_Short task_: Look through the lines below and state how many hold the word "thức". Write only the number.
■ ■ ■ ■
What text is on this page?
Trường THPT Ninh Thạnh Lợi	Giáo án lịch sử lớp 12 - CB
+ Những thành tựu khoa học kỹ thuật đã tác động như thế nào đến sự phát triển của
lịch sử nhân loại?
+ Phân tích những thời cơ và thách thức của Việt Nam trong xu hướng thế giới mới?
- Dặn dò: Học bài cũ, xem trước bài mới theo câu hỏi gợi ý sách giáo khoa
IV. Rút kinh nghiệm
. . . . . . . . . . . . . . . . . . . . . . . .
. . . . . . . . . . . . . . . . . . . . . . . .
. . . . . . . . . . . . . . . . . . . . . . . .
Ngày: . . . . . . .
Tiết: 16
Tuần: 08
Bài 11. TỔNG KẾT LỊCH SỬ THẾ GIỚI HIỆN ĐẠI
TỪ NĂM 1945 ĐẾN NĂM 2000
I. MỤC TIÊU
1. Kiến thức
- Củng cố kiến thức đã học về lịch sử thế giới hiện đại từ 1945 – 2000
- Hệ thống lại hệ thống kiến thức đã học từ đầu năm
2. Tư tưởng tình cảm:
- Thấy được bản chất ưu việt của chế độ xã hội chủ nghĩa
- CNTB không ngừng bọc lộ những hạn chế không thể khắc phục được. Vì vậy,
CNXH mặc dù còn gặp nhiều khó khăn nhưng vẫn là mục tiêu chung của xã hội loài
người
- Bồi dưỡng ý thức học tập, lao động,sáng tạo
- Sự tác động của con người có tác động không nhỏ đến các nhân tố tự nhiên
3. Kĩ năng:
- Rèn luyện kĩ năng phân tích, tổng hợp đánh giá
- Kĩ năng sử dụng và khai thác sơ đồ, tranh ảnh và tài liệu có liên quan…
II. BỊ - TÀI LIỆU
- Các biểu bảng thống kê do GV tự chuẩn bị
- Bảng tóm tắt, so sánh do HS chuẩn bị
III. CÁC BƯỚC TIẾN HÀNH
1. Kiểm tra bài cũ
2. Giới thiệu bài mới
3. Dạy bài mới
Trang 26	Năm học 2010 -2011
■ ■ ■ ■
_Task response_: 5